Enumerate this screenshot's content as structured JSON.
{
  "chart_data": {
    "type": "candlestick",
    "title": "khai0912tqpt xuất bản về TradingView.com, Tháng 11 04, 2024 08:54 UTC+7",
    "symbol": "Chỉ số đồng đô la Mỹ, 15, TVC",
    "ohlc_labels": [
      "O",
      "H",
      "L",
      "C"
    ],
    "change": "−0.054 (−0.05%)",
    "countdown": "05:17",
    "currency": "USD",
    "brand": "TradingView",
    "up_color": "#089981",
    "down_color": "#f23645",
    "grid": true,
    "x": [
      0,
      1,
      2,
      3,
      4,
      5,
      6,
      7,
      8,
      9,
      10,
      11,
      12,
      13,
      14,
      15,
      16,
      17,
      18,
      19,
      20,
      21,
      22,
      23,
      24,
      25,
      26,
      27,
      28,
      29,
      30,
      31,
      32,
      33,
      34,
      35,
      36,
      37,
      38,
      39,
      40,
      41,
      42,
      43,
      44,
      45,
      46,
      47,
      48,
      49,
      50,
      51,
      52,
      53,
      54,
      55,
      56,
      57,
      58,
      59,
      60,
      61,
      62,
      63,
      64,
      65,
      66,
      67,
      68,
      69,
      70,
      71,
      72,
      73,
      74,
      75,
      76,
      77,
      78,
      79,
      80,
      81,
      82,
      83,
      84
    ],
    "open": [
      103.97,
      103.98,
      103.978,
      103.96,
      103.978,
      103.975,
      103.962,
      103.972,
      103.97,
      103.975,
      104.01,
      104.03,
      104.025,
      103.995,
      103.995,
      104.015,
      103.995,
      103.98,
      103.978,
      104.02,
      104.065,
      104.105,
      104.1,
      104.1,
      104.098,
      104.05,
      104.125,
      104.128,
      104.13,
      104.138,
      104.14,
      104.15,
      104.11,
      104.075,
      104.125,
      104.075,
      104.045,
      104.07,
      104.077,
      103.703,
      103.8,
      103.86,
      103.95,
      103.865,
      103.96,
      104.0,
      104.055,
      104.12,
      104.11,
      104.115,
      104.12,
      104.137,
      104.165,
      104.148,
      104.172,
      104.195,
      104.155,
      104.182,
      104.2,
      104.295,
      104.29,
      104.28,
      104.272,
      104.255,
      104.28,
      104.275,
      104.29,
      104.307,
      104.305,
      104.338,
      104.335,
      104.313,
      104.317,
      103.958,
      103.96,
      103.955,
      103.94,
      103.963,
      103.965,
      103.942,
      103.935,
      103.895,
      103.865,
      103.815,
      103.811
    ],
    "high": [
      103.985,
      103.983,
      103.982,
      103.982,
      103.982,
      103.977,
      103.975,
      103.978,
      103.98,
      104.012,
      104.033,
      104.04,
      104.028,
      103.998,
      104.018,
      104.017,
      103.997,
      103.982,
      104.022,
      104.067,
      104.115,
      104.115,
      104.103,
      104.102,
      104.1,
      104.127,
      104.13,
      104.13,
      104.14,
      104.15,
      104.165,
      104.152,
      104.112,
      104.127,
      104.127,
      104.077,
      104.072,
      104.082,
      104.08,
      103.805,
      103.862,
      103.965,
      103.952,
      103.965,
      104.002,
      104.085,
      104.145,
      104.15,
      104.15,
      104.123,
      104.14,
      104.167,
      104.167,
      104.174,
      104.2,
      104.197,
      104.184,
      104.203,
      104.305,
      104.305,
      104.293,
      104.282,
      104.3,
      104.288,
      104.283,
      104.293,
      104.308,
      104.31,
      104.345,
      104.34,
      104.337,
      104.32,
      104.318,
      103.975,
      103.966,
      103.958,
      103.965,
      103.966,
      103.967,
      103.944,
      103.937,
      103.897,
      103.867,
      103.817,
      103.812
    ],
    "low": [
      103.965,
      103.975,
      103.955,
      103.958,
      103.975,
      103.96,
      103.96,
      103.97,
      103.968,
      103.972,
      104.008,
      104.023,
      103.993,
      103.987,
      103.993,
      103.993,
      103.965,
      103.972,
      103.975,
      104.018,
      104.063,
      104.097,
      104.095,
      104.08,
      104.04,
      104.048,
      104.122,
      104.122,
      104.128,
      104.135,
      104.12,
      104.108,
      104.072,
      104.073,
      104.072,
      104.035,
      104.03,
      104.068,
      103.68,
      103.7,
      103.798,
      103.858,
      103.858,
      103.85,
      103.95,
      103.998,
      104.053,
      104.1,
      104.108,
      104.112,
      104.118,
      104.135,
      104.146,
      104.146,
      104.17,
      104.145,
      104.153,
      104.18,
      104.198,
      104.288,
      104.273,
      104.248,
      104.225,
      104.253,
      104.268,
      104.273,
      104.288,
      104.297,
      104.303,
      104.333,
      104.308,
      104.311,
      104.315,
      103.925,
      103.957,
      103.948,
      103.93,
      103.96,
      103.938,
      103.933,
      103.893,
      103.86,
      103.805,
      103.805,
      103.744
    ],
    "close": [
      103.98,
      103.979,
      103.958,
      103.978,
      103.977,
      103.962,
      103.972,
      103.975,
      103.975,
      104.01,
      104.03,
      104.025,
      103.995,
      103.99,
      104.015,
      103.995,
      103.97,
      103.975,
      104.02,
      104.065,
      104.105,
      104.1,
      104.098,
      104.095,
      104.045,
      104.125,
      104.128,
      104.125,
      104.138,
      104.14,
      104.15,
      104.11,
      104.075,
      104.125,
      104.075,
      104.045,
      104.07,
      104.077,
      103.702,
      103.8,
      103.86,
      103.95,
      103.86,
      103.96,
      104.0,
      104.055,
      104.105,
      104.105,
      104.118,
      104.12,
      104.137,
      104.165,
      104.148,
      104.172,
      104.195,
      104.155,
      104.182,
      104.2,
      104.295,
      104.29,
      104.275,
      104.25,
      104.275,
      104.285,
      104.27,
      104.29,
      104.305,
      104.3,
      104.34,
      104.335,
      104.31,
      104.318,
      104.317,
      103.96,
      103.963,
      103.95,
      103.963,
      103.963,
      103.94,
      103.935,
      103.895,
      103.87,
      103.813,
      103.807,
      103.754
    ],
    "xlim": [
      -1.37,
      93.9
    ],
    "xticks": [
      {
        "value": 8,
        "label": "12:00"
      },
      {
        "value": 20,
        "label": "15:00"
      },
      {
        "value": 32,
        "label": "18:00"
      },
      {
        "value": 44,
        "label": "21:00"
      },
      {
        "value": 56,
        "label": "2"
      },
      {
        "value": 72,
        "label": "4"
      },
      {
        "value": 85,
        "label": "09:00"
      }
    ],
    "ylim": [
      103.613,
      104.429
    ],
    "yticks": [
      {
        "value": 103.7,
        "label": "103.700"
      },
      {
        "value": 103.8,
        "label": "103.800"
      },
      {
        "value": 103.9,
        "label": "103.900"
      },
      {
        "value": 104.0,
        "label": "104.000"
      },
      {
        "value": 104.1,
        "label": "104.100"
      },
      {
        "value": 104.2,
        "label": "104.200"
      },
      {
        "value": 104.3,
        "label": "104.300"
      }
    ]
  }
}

+-------+

→ Aim: Take the listing above and write it out again exactly.

→ Answer in full:
Enumerate this screenshot's content as structured JSON.
{
  "chart_data": {
    "type": "candlestick",
    "title": "khai0912tqpt xuất bản về TradingView.com, Tháng 11 04, 2024 08:54 UTC+7",
    "symbol": "Chỉ số đồng đô la Mỹ, 15, TVC",
    "ohlc_labels": [
      "O",
      "H",
      "L",
      "C"
    ],
    "change": "−0.054 (−0.05%)",
    "countdown": "05:17",
    "currency": "USD",
    "brand": "TradingView",
    "up_color": "#089981",
    "down_color": "#f23645",
    "grid": true,
    "x": [
      0,
      1,
      2,
      3,
      4,
      5,
      6,
      7,
      8,
      9,
      10,
      11,
      12,
      13,
      14,
      15,
      16,
      17,
      18,
      19,
      20,
      21,
      22,
      23,
      24,
      25,
      26,
      27,
      28,
      29,
      30,
      31,
      32,
      33,
      34,
      35,
      36,
      37,
      38,
      39,
      40,
      41,
      42,
      43,
      44,
      45,
      46,
      47,
      48,
      49,
      50,
      51,
      52,
      53,
      54,
      55,
      56,
      57,
      58,
      59,
      60,
      61,
      62,
      63,
      64,
      65,
      66,
      67,
      68,
      69,
      70,
      71,
      72,
      73,
      74,
      75,
      76,
      77,
      78,
      79,
      80,
      81,
      82,
      83,
      84
    ],
    "open": [
      103.97,
      103.98,
      103.978,
      103.96,
      103.978,
      103.975,
      103.962,
      103.972,
      103.97,
      103.975,
      104.01,
      104.03,
      104.025,
      103.995,
      103.995,
      104.015,
      103.995,
      103.98,
      103.978,
      104.02,
      104.065,
      104.105,
      104.1,
      104.1,
      104.098,
      104.05,
      104.125,
      104.128,
      104.13,
      104.138,
      104.14,
      104.15,
      104.11,
      104.075,
      104.125,
      104.075,
      104.045,
      104.07,
      104.077,
      103.703,
      103.8,
      103.86,
      103.95,
      103.865,
      103.96,
      104.0,
      104.055,
      104.12,
      104.11,
      104.115,
      104.12,
      104.137,
      104.165,
      104.148,
      104.172,
      104.195,
      104.155,
      104.182,
      104.2,
      104.295,
      104.29,
      104.28,
      104.272,
      104.255,
      104.28,
      104.275,
      104.29,
      104.307,
      104.305,
      104.338,
      104.335,
      104.313,
      104.317,
      103.958,
      103.96,
      103.955,
      103.94,
      103.963,
      103.965,
      103.942,
      103.935,
      103.895,
      103.865,
      103.815,
      103.811
    ],
    "high": [
      103.985,
      103.983,
      103.982,
      103.982,
      103.982,
      103.977,
      103.975,
      103.978,
      103.98,
      104.012,
      104.033,
      104.04,
      104.028,
      103.998,
      104.018,
      104.017,
      103.997,
      103.982,
      104.022,
      104.067,
      104.115,
      104.115,
      104.103,
      104.102,
      104.1,
      104.127,
      104.13,
      104.13,
      104.14,
      104.15,
      104.165,
      104.152,
      104.112,
      104.127,
      104.127,
      104.077,
      104.072,
      104.082,
      104.08,
      103.805,
      103.862,
      103.965,
      103.952,
      103.965,
      104.002,
      104.085,
      104.145,
      104.15,
      104.15,
      104.123,
      104.14,
      104.167,
      104.167,
      104.174,
      104.2,
      104.197,
      104.184,
      104.203,
      104.305,
      104.305,
      104.293,
      104.282,
      104.3,
      104.288,
      104.283,
      104.293,
      104.308,
      104.31,
      104.345,
      104.34,
      104.337,
      104.32,
      104.318,
      103.975,
      103.966,
      103.958,
      103.965,
      103.966,
      103.967,
      103.944,
      103.937,
      103.897,
      103.867,
      103.817,
      103.812
    ],
    "low": [
      103.965,
      103.975,
      103.955,
      103.958,
      103.975,
      103.96,
      103.96,
      103.97,
      103.968,
      103.972,
      104.008,
      104.023,
      103.993,
      103.987,
      103.993,
      103.993,
      103.965,
      103.972,
      103.975,
      104.018,
      104.063,
      104.097,
      104.095,
      104.08,
      104.04,
      104.048,
      104.122,
      104.122,
      104.128,
      104.135,
      104.12,
      104.108,
      104.072,
      104.073,
      104.072,
      104.035,
      104.03,
      104.068,
      103.68,
      103.7,
      103.798,
      103.858,
      103.858,
      103.85,
      103.95,
      103.998,
      104.053,
      104.1,
      104.108,
      104.112,
      104.118,
      104.135,
      104.146,
      104.146,
      104.17,
      104.145,
      104.153,
      104.18,
      104.198,
      104.288,
      104.273,
      104.248,
      104.225,
      104.253,
      104.268,
      104.273,
      104.288,
      104.297,
      104.303,
      104.333,
      104.308,
      104.311,
      104.315,
      103.925,
      103.957,
      103.948,
      103.93,
      103.96,
      103.938,
      103.933,
      103.893,
      103.86,
      103.805,
      103.805,
      103.744
    ],
    "close": [
      103.98,
      103.979,
      103.958,
      103.978,
      103.977,
      103.962,
      103.972,
      103.975,
      103.975,
      104.01,
      104.03,
      104.025,
      103.995,
      103.99,
      104.015,
      103.995,
      103.97,
      103.975,
      104.02,
      104.065,
      104.105,
      104.1,
      104.098,
      104.095,
      104.045,
      104.125,
      104.128,
      104.125,
      104.138,
      104.14,
      104.15,
      104.11,
      104.075,
      104.125,
      104.075,
      104.045,
      104.07,
      104.077,
      103.702,
      103.8,
      103.86,
      103.95,
      103.86,
      103.96,
      104.0,
      104.055,
      104.105,
      104.105,
      104.118,
      104.12,
      104.137,
      104.165,
      104.148,
      104.172,
      104.195,
      104.155,
      104.182,
      104.2,
      104.295,
      104.29,
      104.275,
      104.25,
      104.275,
      104.285,
      104.27,
      104.29,
      104.305,
      104.3,
      104.34,
      104.335,
      104.31,
      104.318,
      104.317,
      103.96,
      103.963,
      103.95,
      103.963,
      103.963,
      103.94,
      103.935,
      103.895,
      103.87,
      103.813,
      103.807,
      103.754
    ],
    "xlim": [
      -1.37,
      93.9
    ],
    "xticks": [
      {
        "value": 8,
        "label": "12:00"
      },
      {
        "value": 20,
        "label": "15:00"
      },
      {
        "value": 32,
        "label": "18:00"
      },
      {
        "value": 44,
        "label": "21:00"
      },
      {
        "value": 56,
        "label": "2"
      },
      {
        "value": 72,
        "label": "4"
      },
      {
        "value": 85,
        "label": "09:00"
      }
    ],
    "ylim": [
      103.613,
      104.429
    ],
    "yticks": [
      {
        "value": 103.7,
        "label": "103.700"
      },
      {
        "value": 103.8,
        "label": "103.800"
      },
      {
        "value": 103.9,
        "label": "103.900"
      },
      {
        "value": 104.0,
        "label": "104.000"
      },
      {
        "value": 104.1,
        "label": "104.100"
      },
      {
        "value": 104.2,
        "label": "104.200"
      },
      {
        "value": 104.3,
        "label": "104.300"
      }
    ]
  }
}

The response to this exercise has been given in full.